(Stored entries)
-------

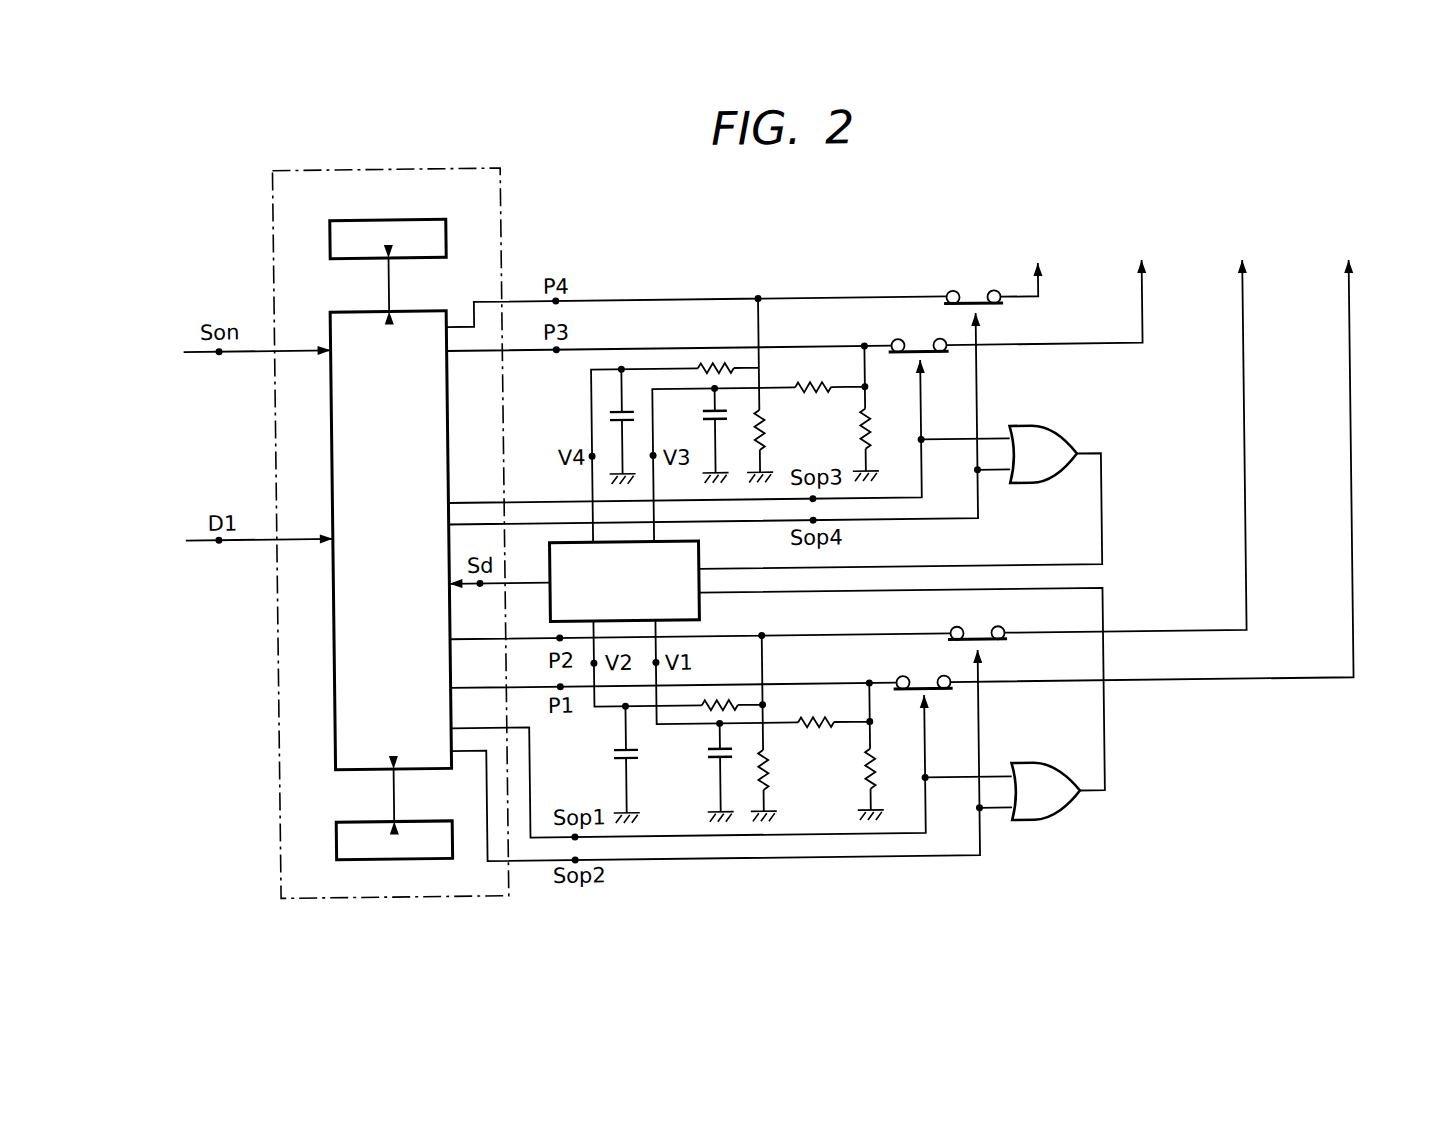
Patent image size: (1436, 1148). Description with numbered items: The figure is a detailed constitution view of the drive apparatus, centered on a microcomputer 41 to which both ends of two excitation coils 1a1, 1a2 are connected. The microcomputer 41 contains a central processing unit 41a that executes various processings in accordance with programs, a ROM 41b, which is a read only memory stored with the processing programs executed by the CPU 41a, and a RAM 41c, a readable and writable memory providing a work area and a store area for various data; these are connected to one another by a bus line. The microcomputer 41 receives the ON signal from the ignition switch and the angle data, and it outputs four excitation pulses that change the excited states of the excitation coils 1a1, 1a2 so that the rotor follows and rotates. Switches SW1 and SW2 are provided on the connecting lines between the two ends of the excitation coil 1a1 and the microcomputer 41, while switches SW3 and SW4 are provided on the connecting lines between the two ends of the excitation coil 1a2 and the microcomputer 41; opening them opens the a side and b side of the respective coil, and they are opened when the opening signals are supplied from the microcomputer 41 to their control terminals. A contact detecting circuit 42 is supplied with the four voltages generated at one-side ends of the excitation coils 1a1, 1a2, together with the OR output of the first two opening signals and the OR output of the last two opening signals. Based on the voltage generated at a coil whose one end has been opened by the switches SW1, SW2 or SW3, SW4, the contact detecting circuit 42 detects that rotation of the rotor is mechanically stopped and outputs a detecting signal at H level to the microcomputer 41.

The microcomputer 41 is at (507, 188).
The central processing unit 41a is at (413, 309).
The ROM 41b is at (415, 815).
The RAM 41c is at (414, 215).
The contact detecting circuit 42 is at (702, 551).
The excitation coil 1a1 is at (1296, 206).
The excitation coil 1a2 is at (1088, 206).
The switch SW1 is at (915, 672).
The switch SW2 is at (970, 626).
The switch SW3 is at (916, 337).
The switch SW4 is at (971, 293).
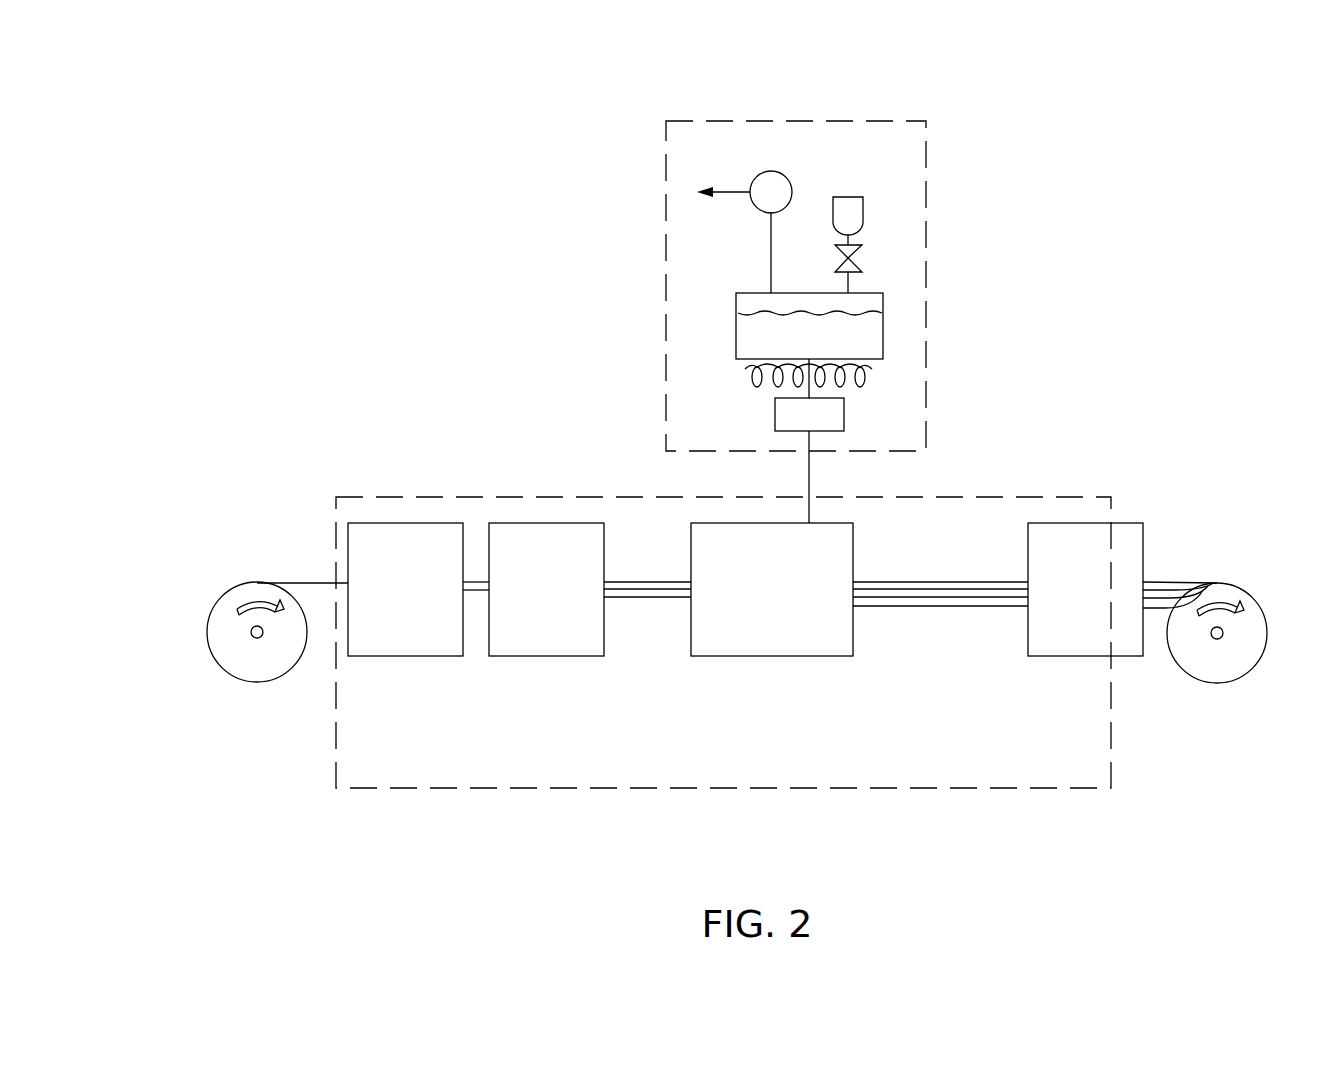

-------

Write out every entry above word for word, leaving the pictures out.

Patent image size: (1436, 1148). Description with numbered items: The figure is a detailed constitution view of the drive apparatus, centered on a microcomputer 41 to which both ends of two excitation coils 1a1, 1a2 are connected. The microcomputer 41 contains a central processing unit 41a that executes various processings in accordance with programs, a ROM 41b, which is a read only memory stored with the processing programs executed by the CPU 41a, and a RAM 41c, a readable and writable memory providing a work area and a store area for various data; these are connected to one another by a bus line. The microcomputer 41 receives the ON signal from the ignition switch and the angle data, and it outputs four excitation pulses that change the excited states of the excitation coils 1a1, 1a2 so that the rotor follows and rotates. Switches SW1 and SW2 are provided on the connecting lines between the two ends of the excitation coil 1a1 and the microcomputer 41, while switches SW3 and SW4 are provided on the connecting lines between the two ends of the excitation coil 1a2 and the microcomputer 41; opening them opens the a side and b side of the respective coil, and they are opened when the opening signals are supplied from the microcomputer 41 to their control terminals. A contact detecting circuit 42 is supplied with the four voltages generated at one-side ends of the excitation coils 1a1, 1a2, together with the OR output of the first two opening signals and the OR output of the last two opening signals. Based on the voltage generated at a coil whose one end has been opened by the switches SW1, SW2 or SW3, SW4, the contact detecting circuit 42 detects that rotation of the rotor is mechanically stopped and outputs a detecting signal at H level to the microcomputer 41.

The microcomputer 41 is at (507, 188).
The central processing unit 41a is at (413, 309).
The ROM 41b is at (415, 815).
The RAM 41c is at (414, 215).
The contact detecting circuit 42 is at (702, 551).
The excitation coil 1a1 is at (1296, 206).
The excitation coil 1a2 is at (1088, 206).
The switch SW1 is at (915, 672).
The switch SW2 is at (970, 626).
The switch SW3 is at (916, 337).
The switch SW4 is at (971, 293).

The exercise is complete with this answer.